[Start of Recorded data]

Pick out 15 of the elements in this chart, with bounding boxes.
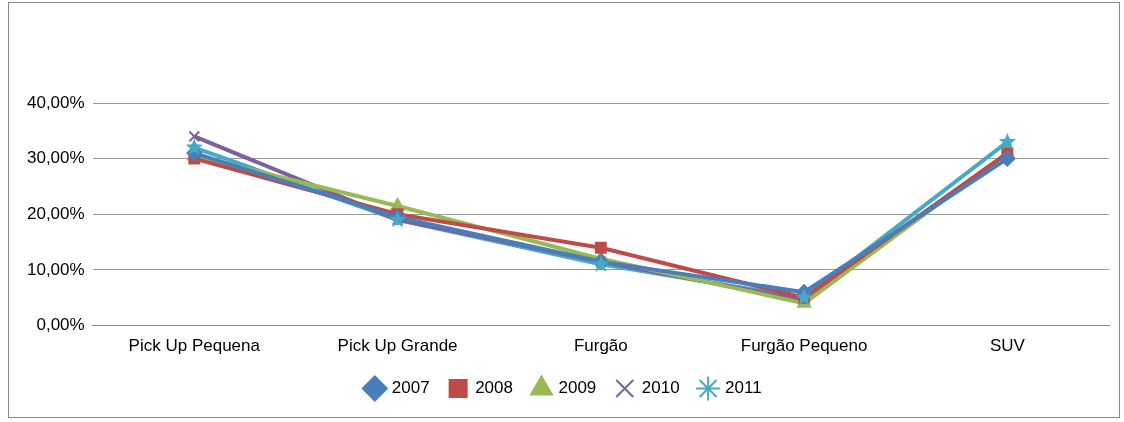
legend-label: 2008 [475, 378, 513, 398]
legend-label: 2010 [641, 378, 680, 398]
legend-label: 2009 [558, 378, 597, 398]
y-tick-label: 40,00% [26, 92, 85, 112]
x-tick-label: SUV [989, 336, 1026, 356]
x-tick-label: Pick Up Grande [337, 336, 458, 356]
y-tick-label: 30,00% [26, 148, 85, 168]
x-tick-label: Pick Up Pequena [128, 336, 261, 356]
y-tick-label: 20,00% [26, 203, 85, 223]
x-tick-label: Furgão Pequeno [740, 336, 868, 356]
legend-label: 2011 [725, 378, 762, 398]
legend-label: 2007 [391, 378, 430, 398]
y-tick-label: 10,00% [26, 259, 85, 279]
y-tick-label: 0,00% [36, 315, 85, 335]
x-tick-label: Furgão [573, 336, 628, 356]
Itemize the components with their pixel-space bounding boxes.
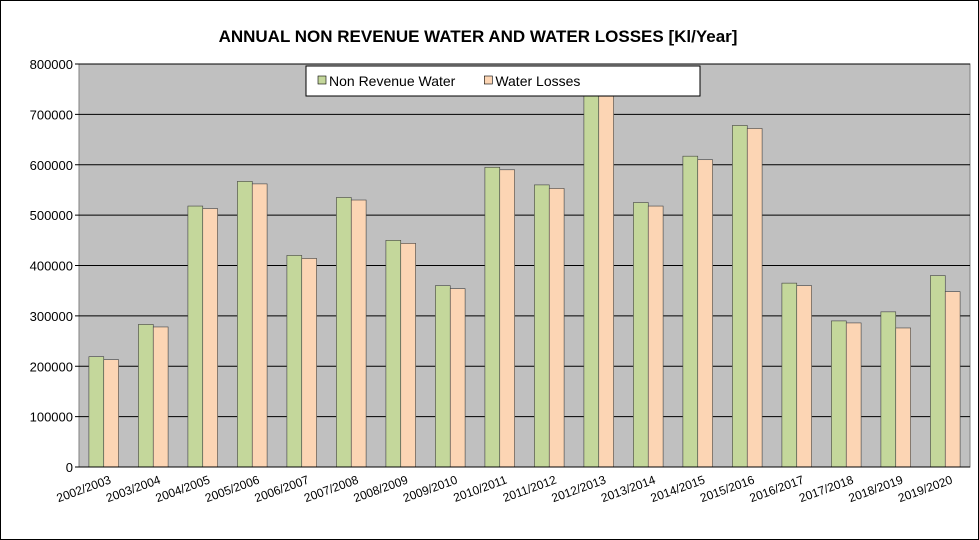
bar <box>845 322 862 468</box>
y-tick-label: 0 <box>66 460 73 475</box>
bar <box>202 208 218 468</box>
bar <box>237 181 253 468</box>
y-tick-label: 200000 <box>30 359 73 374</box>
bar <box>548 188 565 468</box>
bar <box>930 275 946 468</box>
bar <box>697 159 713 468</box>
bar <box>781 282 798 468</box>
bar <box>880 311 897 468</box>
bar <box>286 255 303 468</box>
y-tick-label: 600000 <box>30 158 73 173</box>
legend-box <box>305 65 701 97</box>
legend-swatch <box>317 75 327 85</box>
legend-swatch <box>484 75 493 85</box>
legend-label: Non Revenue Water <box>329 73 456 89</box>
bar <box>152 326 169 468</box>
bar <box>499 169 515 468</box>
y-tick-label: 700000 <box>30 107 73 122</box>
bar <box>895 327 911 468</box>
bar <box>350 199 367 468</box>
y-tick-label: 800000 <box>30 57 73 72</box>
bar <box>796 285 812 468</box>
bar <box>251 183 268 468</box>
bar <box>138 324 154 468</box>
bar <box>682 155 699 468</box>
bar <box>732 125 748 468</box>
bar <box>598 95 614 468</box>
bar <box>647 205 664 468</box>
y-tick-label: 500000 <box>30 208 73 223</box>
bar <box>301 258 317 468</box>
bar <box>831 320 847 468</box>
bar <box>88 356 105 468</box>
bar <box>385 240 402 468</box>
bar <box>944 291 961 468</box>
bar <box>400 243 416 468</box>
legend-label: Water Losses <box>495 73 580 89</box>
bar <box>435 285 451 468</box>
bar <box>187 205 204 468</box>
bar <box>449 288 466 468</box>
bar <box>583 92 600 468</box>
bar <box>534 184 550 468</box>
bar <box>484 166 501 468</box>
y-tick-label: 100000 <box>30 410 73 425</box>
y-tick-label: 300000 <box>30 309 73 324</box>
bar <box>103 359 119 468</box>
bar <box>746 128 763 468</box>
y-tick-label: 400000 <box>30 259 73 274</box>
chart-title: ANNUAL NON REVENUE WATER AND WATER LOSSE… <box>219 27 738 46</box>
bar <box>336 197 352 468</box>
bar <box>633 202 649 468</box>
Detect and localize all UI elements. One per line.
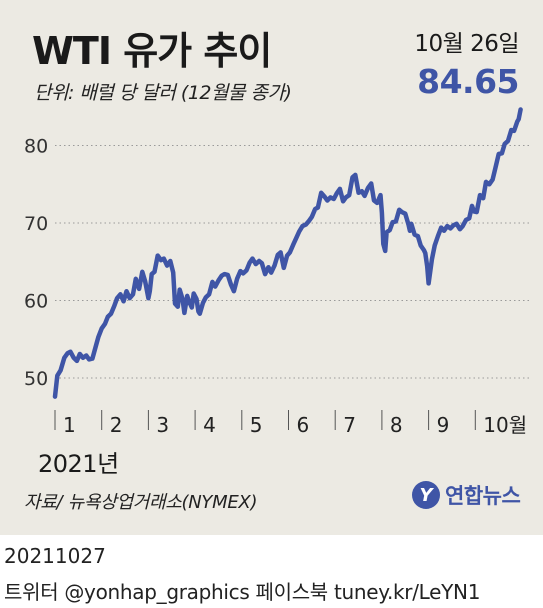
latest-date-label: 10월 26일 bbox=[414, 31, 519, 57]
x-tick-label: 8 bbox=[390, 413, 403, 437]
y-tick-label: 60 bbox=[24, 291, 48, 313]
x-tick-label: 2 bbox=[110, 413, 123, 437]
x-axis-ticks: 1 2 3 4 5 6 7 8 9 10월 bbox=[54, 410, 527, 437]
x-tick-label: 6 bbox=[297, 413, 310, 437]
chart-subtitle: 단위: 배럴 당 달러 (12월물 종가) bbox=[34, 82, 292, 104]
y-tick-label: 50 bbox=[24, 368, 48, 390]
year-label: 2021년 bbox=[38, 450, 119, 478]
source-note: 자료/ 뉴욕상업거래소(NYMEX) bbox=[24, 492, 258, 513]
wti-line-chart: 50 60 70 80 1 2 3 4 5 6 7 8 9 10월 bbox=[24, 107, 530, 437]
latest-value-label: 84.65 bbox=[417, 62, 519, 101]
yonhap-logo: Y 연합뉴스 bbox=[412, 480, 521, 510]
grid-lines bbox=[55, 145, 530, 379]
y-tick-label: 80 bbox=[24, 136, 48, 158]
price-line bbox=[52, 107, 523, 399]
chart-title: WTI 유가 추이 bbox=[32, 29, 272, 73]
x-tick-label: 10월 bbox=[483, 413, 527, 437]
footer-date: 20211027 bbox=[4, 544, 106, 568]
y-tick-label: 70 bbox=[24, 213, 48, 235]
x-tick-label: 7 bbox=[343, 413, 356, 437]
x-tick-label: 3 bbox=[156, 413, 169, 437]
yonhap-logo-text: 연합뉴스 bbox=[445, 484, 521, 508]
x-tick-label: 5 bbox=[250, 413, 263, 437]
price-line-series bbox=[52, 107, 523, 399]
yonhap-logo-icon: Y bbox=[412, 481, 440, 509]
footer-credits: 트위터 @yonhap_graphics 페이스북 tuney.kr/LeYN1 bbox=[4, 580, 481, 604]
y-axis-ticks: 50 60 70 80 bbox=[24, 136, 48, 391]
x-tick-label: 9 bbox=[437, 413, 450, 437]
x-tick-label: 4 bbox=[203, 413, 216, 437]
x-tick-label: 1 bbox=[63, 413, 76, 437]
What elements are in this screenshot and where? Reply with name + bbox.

[End of Recorded data]
[Start of Recorded data]

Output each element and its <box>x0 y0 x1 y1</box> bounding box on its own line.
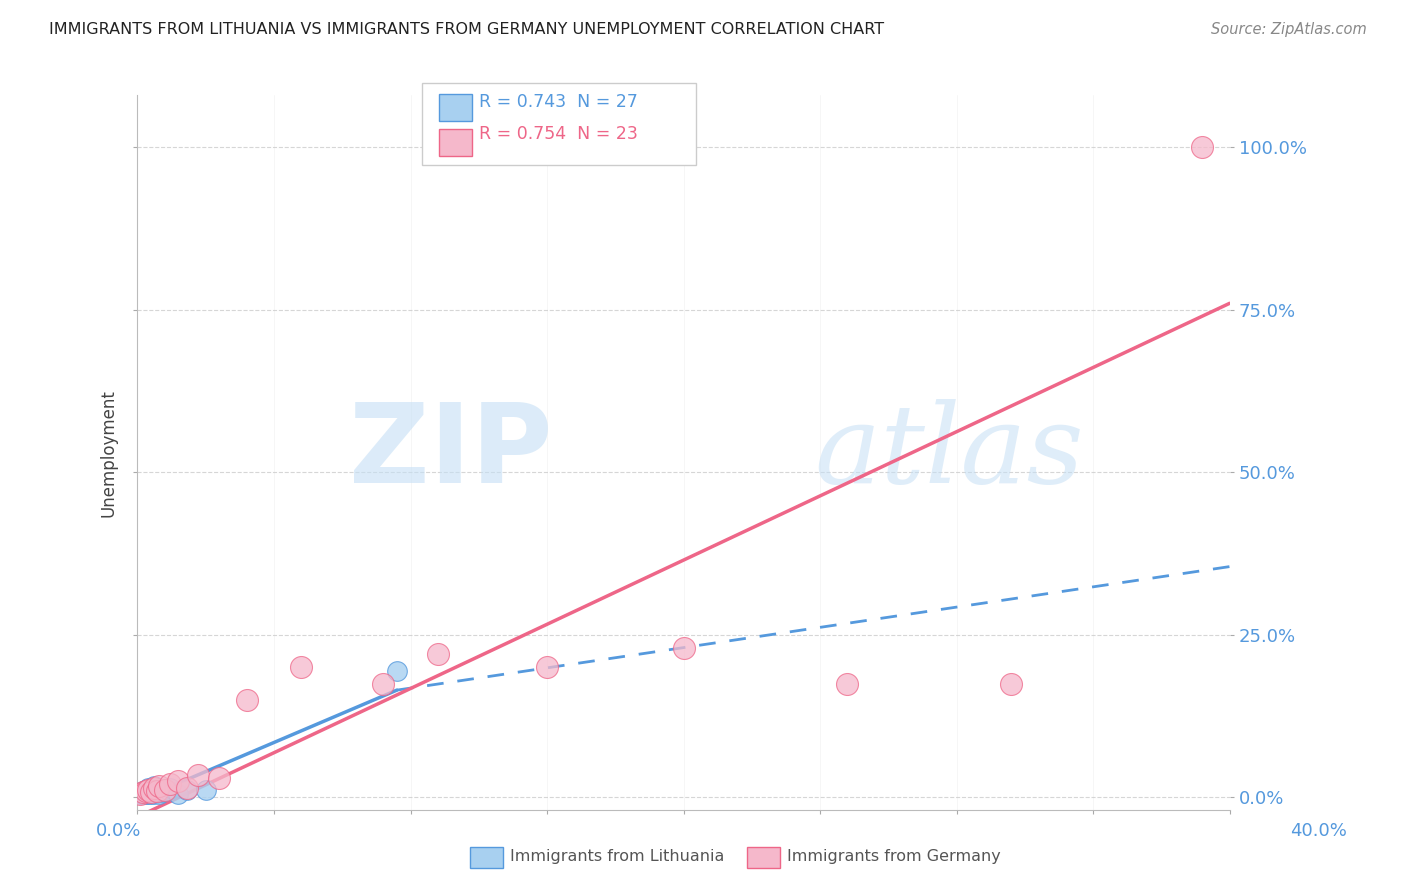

[End of Recorded data]

Convert the entries from the line containing "Detect and localize" through the line containing "price-line bbox=[52, 107, 523, 399]", inclusive, into a two-column CSV with the headers instruction and response. Each request goes on one row with its answer. Put each field in quotes, replace line breaks with spaces, and leave the pictures out.

instruction,response
"Detect and localize all UI elements. One per line.","latest-date-label: 10월 26일 bbox=[414, 31, 519, 57] x-tick-label: 8 bbox=[390, 413, 403, 437] y-tick-label: 60 bbox=[24, 291, 48, 313] x-tick-label: 2 bbox=[110, 413, 123, 437] x-axis-ticks: 1 2 3 4 5 6 7 8 9 10월 bbox=[54, 410, 527, 437] x-tick-label: 6 bbox=[297, 413, 310, 437] chart-subtitle: 단위: 배럴 당 달러 (12월물 종가) bbox=[34, 82, 292, 104] y-tick-label: 50 bbox=[24, 368, 48, 390] year-label: 2021년 bbox=[38, 450, 119, 478] source-note: 자료/ 뉴욕상업거래소(NYMEX) bbox=[24, 492, 258, 513] wti-line-chart: 50 60 70 80 1 2 3 4 5 6 7 8 9 10월 bbox=[24, 107, 530, 437] latest-value-label: 84.65 bbox=[417, 62, 519, 101] yonhap-logo: Y 연합뉴스 bbox=[412, 480, 521, 510] grid-lines bbox=[55, 145, 530, 379] y-tick-label: 80 bbox=[24, 136, 48, 158] price-line bbox=[52, 107, 523, 399]"